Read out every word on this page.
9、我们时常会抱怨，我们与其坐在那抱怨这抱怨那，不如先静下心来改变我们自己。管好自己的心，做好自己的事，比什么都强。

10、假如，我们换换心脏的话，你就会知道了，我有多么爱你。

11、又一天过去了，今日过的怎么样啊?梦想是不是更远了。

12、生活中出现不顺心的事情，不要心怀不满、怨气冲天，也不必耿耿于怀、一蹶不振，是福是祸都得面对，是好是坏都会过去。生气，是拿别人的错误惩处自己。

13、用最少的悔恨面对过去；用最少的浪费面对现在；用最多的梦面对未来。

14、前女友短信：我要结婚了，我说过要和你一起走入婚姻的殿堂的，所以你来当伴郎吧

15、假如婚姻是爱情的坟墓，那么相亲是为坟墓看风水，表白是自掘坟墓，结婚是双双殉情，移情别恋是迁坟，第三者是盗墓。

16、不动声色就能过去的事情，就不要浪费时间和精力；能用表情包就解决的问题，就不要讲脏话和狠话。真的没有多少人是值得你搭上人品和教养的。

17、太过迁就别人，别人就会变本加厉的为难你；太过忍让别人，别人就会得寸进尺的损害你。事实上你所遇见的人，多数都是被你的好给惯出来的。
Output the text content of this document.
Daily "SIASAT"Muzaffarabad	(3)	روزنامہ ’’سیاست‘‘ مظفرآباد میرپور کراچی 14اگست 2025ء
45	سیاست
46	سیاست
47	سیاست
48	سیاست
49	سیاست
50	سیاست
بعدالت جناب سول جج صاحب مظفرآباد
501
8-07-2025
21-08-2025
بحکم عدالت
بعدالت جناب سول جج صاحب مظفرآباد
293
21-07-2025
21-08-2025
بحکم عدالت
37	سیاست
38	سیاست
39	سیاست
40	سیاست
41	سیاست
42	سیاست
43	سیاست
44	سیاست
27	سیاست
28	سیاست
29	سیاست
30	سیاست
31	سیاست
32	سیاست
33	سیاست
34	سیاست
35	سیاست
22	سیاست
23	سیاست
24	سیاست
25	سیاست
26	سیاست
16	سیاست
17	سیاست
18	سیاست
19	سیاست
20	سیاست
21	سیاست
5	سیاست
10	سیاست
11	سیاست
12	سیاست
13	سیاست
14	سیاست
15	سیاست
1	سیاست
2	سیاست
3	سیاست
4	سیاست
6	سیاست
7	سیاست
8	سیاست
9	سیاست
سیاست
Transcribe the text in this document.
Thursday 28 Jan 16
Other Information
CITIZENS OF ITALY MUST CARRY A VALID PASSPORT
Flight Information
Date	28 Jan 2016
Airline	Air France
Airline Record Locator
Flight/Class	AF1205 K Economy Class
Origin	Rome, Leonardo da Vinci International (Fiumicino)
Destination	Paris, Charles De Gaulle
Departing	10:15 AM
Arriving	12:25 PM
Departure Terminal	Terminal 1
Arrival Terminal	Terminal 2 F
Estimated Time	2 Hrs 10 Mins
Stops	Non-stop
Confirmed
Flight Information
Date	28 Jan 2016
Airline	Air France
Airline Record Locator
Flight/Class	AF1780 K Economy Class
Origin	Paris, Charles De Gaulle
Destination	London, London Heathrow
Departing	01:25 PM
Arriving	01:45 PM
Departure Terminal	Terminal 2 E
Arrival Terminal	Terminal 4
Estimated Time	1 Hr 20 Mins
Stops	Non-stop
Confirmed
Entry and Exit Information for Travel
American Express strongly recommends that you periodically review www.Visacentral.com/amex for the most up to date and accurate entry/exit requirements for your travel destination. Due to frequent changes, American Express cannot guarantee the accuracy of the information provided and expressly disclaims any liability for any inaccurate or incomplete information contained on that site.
^^^^
## Direction
Collect each line of the entries that has the word "this", copying it in full.

## Written answer
Read out every word on this page.
Output the text content of this document.
Transcribe the text in this document.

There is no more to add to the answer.